- [INSTRUCTION]
A line counts if it contains the word "name" at least once. State how many such lines the records contain, giving the number alone.
# start of RECORDS TO PROCESS
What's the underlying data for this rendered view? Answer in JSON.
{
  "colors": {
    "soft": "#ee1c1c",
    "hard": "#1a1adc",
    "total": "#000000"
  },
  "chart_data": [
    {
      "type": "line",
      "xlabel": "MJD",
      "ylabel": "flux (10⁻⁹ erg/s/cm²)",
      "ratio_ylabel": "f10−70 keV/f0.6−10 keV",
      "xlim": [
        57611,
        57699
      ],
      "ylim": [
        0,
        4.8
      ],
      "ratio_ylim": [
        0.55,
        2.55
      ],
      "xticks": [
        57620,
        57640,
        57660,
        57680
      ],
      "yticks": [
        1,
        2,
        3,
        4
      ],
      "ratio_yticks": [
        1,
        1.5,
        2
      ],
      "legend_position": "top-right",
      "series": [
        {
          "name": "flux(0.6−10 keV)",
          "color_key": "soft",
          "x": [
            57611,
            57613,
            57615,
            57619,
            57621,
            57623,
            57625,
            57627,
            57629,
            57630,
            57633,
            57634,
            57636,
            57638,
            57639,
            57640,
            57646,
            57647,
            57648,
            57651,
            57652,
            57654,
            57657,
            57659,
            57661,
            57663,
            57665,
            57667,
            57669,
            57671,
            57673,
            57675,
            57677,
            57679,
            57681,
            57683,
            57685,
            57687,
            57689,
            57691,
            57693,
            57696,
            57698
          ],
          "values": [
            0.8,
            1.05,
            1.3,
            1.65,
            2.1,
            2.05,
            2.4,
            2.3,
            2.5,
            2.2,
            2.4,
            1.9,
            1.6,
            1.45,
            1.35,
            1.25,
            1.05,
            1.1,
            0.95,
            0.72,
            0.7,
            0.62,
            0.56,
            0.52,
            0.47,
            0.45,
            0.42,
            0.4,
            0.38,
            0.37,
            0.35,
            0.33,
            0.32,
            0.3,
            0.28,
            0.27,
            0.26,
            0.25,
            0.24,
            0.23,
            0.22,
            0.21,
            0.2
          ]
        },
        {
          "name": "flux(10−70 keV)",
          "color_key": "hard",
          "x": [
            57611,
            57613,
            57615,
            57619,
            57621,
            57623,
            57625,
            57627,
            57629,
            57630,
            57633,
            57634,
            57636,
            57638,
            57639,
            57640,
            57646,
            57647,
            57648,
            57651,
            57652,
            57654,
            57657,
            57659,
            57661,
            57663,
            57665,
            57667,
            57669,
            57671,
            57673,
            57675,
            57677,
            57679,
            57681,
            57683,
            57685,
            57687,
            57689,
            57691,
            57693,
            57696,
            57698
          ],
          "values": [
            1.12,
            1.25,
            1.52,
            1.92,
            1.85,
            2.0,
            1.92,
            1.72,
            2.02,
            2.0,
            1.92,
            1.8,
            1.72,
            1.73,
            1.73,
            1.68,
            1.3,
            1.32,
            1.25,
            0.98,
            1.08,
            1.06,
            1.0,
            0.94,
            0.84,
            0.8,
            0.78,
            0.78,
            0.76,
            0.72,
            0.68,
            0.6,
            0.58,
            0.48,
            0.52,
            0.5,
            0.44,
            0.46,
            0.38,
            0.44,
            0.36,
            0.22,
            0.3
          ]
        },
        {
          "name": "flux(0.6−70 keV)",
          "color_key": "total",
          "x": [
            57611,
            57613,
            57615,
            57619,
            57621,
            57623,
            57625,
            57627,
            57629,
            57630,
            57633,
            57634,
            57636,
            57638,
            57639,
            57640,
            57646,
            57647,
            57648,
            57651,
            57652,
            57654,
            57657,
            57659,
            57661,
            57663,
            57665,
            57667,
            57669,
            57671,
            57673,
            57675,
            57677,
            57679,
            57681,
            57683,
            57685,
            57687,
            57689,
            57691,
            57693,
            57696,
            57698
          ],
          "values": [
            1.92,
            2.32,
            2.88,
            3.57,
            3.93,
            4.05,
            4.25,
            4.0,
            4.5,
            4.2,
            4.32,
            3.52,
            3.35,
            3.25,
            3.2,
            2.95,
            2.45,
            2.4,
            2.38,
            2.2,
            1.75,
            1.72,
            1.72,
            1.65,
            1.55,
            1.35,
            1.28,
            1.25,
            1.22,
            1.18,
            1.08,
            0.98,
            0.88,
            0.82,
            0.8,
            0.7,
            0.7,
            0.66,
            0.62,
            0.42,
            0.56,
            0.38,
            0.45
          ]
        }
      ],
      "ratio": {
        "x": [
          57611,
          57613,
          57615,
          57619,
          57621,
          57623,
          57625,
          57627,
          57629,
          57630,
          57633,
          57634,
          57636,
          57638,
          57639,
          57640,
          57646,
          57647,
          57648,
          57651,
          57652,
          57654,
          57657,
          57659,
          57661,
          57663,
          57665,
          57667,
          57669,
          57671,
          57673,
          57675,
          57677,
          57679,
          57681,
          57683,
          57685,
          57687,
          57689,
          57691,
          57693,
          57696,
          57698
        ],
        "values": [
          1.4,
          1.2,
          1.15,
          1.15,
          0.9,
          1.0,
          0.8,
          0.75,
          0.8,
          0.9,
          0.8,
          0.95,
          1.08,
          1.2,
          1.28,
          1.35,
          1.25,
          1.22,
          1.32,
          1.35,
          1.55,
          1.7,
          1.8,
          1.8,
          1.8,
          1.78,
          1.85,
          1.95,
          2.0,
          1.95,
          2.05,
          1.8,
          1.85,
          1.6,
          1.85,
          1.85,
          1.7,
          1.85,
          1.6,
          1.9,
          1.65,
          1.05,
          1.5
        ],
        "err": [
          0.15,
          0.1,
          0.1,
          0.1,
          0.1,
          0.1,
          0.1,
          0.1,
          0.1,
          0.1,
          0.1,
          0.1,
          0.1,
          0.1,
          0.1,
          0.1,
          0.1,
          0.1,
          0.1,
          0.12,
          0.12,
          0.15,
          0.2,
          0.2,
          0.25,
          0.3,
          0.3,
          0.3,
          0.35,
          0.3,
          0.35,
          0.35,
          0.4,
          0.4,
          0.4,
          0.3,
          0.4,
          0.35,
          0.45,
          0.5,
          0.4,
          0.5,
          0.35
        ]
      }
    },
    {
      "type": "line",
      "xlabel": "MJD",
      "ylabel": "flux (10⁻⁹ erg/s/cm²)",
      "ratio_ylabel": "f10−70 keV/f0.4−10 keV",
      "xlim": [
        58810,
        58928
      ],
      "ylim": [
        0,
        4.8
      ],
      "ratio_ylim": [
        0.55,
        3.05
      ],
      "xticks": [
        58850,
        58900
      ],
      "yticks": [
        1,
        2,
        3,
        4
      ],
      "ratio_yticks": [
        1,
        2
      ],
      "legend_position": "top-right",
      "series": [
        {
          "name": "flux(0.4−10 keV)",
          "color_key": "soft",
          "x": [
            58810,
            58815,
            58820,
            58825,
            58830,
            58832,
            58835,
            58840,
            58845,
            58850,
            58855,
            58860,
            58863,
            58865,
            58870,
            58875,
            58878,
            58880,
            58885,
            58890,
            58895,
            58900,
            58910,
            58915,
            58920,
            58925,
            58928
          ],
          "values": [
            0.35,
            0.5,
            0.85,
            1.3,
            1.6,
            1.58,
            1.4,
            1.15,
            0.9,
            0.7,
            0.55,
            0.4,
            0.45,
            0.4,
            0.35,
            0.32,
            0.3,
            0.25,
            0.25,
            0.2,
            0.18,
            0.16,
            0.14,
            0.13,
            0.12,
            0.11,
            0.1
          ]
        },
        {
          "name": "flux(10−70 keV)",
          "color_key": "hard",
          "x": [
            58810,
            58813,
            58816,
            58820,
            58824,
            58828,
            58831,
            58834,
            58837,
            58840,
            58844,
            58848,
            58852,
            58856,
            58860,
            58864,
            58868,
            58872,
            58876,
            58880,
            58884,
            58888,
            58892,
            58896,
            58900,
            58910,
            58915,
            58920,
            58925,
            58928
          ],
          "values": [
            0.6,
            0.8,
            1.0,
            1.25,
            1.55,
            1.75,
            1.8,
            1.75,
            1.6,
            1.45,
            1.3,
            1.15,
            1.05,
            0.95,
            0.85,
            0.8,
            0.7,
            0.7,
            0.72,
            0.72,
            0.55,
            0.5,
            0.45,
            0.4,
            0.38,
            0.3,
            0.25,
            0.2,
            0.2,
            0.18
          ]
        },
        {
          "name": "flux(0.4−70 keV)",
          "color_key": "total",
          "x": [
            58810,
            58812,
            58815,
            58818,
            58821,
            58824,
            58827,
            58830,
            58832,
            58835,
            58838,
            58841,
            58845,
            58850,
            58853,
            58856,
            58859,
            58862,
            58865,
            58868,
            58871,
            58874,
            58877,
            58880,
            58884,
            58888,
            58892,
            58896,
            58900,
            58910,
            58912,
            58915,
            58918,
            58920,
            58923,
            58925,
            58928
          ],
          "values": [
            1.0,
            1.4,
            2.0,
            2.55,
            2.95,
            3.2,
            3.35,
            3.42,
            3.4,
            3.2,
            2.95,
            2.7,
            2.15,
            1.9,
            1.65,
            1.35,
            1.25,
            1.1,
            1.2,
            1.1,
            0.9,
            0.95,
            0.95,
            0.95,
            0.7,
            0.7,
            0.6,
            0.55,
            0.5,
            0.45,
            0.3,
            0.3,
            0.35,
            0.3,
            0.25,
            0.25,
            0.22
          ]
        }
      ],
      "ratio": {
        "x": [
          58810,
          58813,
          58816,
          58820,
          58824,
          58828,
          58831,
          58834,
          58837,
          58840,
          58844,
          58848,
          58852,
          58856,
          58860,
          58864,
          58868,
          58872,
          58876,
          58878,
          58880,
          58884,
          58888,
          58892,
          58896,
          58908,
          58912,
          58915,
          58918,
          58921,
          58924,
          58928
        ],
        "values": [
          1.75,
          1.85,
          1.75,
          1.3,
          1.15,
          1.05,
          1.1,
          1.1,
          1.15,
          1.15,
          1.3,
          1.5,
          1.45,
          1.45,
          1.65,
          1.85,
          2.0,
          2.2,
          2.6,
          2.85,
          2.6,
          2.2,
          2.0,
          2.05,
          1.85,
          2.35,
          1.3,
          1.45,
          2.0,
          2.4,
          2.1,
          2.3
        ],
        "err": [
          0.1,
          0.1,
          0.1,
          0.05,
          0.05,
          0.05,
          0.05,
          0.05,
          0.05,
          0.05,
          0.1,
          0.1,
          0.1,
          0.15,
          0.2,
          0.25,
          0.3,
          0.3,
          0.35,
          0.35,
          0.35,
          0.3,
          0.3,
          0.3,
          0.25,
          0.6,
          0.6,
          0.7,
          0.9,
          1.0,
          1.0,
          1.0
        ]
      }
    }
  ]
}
# end of RECORDS TO PROCESS
- [RESULT]
6